### What you are asked to do
Omit all pictures, then retype exactly the lines from the one that contains "Transcribe the text in this document." through the end of the listing.

### Given data
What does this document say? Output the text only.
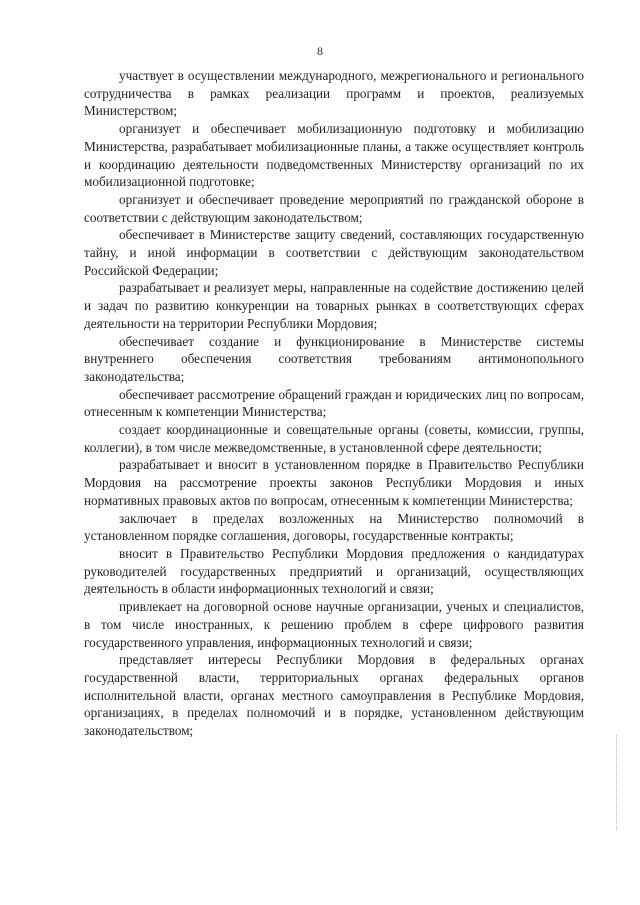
8

участвует в осуществлении международного, межрегионального и регионального сотрудничества в рамках реализации программ и проектов, реализуемых Министерством;

организует и обеспечивает мобилизационную подготовку и мобилизацию Министерства, разрабатывает мобилизационные планы, а также осуществляет контроль и координацию деятельности подведомственных Министерству организаций по их мобилизационной подготовке;

организует и обеспечивает проведение мероприятий по гражданской обороне в соответствии с действующим законодательством;

обеспечивает в Министерстве защиту сведений, составляющих государственную тайну, и иной информации в соответствии с действующим законодательством Российской Федерации;

разрабатывает и реализует меры, направленные на содействие достижению целей и задач по развитию конкуренции на товарных рынках в соответствующих сферах деятельности на территории Республики Мордовия;

обеспечивает создание и функционирование в Министерстве системы внутреннего обеспечения соответствия требованиям антимонопольного законодательства;

обеспечивает рассмотрение обращений граждан и юридических лиц по вопросам, отнесенным к компетенции Министерства;

создает координационные и совещательные органы (советы, комиссии, группы, коллегии), в том числе межведомственные, в установленной сфере деятельности;

разрабатывает и вносит в установленном порядке в Правительство Республики Мордовия на рассмотрение проекты законов Республики Мордовия и иных нормативных правовых актов по вопросам, отнесенным к компетенции Министерства;

заключает в пределах возложенных на Министерство полномочий в установленном порядке соглашения, договоры, государственные контракты;

вносит в Правительство Республики Мордовия предложения о кандидатурах руководителей государственных предприятий и организаций, осуществляющих деятельность в области информационных технологий и связи;

привлекает на договорной основе научные организации, ученых и специалистов, в том числе иностранных, к решению проблем в сфере цифрового развития государственного управления, информационных технологий и связи;

представляет интересы Республики Мордовия в федеральных органах государственной власти, территориальных органах федеральных органов исполнительной власти, органах местного самоуправления в Республике Мордовия, организациях, в пределах полномочий и в порядке, установленном действующим законодательством;
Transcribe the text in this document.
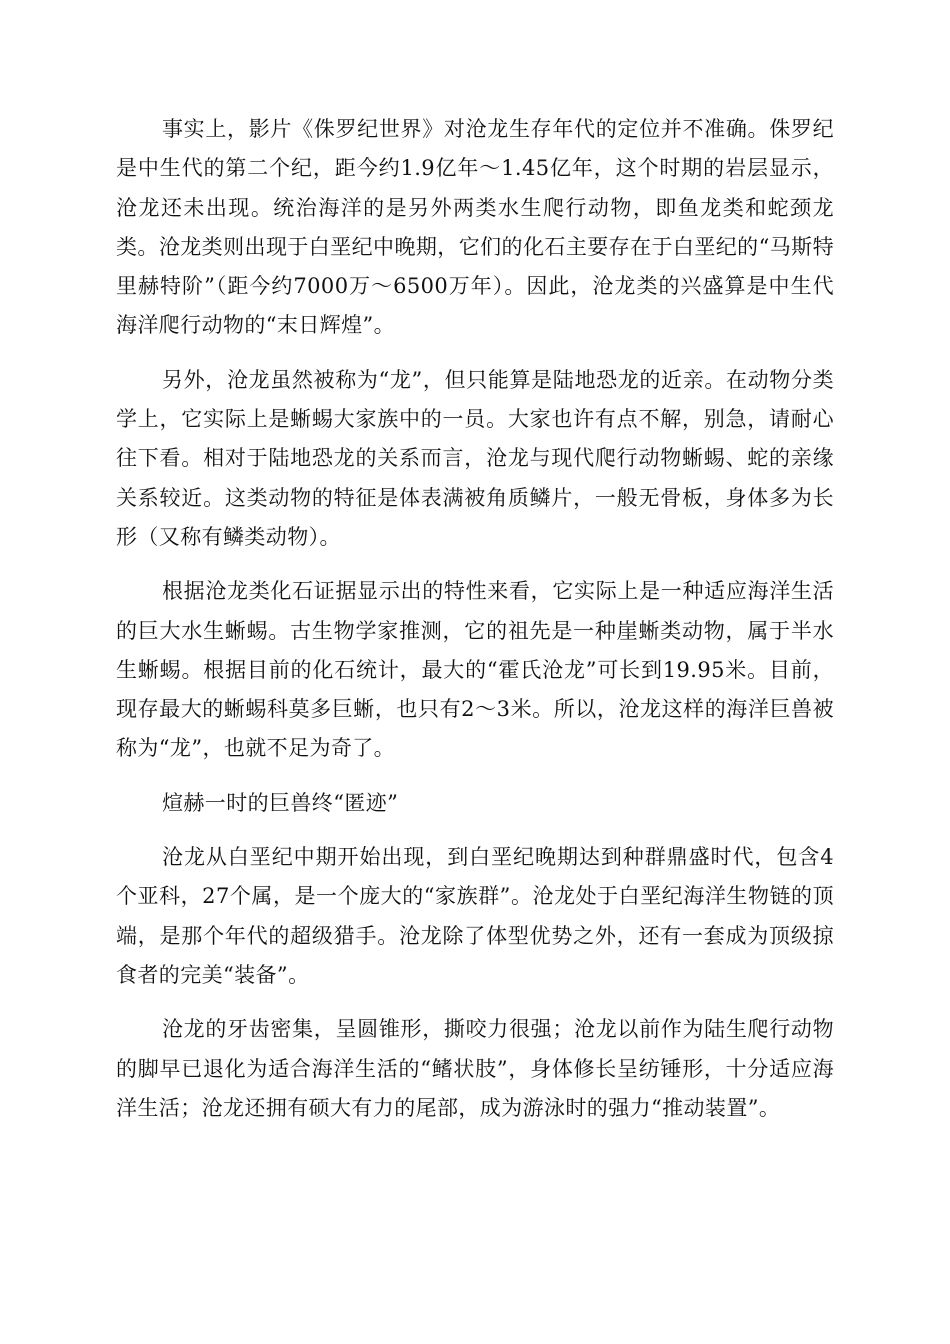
事实上，影片《侏罗纪世界》对沧龙生存年代的定位并不准确。侏罗纪是中生代的第二个纪，距今约1.9亿年～1.45亿年，这个时期的岩层显示，沧龙还未出现。统治海洋的是另外两类水生爬行动物，即鱼龙类和蛇颈龙类。沧龙类则出现于白垩纪中晚期，它们的化石主要存在于白垩纪的“马斯特里赫特阶”（距今约7000万～6500万年）。因此，沧龙类的兴盛算是中生代海洋爬行动物的“末日辉煌”。

另外，沧龙虽然被称为“龙”，但只能算是陆地恐龙的近亲。在动物分类学上，它实际上是蜥蜴大家族中的一员。大家也许有点不解，别急，请耐心往下看。相对于陆地恐龙的关系而言，沧龙与现代爬行动物蜥蜴、蛇的亲缘关系较近。这类动物的特征是体表满被角质鳞片，一般无骨板，身体多为长形（又称有鳞类动物）。

根据沧龙类化石证据显示出的特性来看，它实际上是一种适应海洋生活的巨大水生蜥蜴。古生物学家推测，它的祖先是一种崖蜥类动物，属于半水生蜥蜴。根据目前的化石统计，最大的“霍氏沧龙”可长到19.95米。目前，现存最大的蜥蜴科莫多巨蜥，也只有2～3米。所以，沧龙这样的海洋巨兽被称为“龙”，也就不足为奇了。

煊赫一时的巨兽终“匿迹”

沧龙从白垩纪中期开始出现，到白垩纪晚期达到种群鼎盛时代，包含4个亚科，27个属，是一个庞大的“家族群”。沧龙处于白垩纪海洋生物链的顶端，是那个年代的超级猎手。沧龙除了体型优势之外，还有一套成为顶级掠食者的完美“装备”。

沧龙的牙齿密集，呈圆锥形，撕咬力很强；沧龙以前作为陆生爬行动物的脚早已退化为适合海洋生活的“鳍状肢”，身体修长呈纺锤形，十分适应海洋生活；沧龙还拥有硕大有力的尾部，成为游泳时的强力“推动装置”。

### Final result
Transcribe the text in this document.
事实上，影片《侏罗纪世界》对沧龙生存年代的定位并不准确。侏罗纪是中生代的第二个纪，距今约1.9亿年～1.45亿年，这个时期的岩层显示，沧龙还未出现。统治海洋的是另外两类水生爬行动物，即鱼龙类和蛇颈龙类。沧龙类则出现于白垩纪中晚期，它们的化石主要存在于白垩纪的“马斯特里赫特阶”（距今约7000万～6500万年）。因此，沧龙类的兴盛算是中生代海洋爬行动物的“末日辉煌”。

另外，沧龙虽然被称为“龙”，但只能算是陆地恐龙的近亲。在动物分类学上，它实际上是蜥蜴大家族中的一员。大家也许有点不解，别急，请耐心往下看。相对于陆地恐龙的关系而言，沧龙与现代爬行动物蜥蜴、蛇的亲缘关系较近。这类动物的特征是体表满被角质鳞片，一般无骨板，身体多为长形（又称有鳞类动物）。

根据沧龙类化石证据显示出的特性来看，它实际上是一种适应海洋生活的巨大水生蜥蜴。古生物学家推测，它的祖先是一种崖蜥类动物，属于半水生蜥蜴。根据目前的化石统计，最大的“霍氏沧龙”可长到19.95米。目前，现存最大的蜥蜴科莫多巨蜥，也只有2～3米。所以，沧龙这样的海洋巨兽被称为“龙”，也就不足为奇了。

煊赫一时的巨兽终“匿迹”

沧龙从白垩纪中期开始出现，到白垩纪晚期达到种群鼎盛时代，包含4个亚科，27个属，是一个庞大的“家族群”。沧龙处于白垩纪海洋生物链的顶端，是那个年代的超级猎手。沧龙除了体型优势之外，还有一套成为顶级掠食者的完美“装备”。

沧龙的牙齿密集，呈圆锥形，撕咬力很强；沧龙以前作为陆生爬行动物的脚早已退化为适合海洋生活的“鳍状肢”，身体修长呈纺锤形，十分适应海洋生活；沧龙还拥有硕大有力的尾部，成为游泳时的强力“推动装置”。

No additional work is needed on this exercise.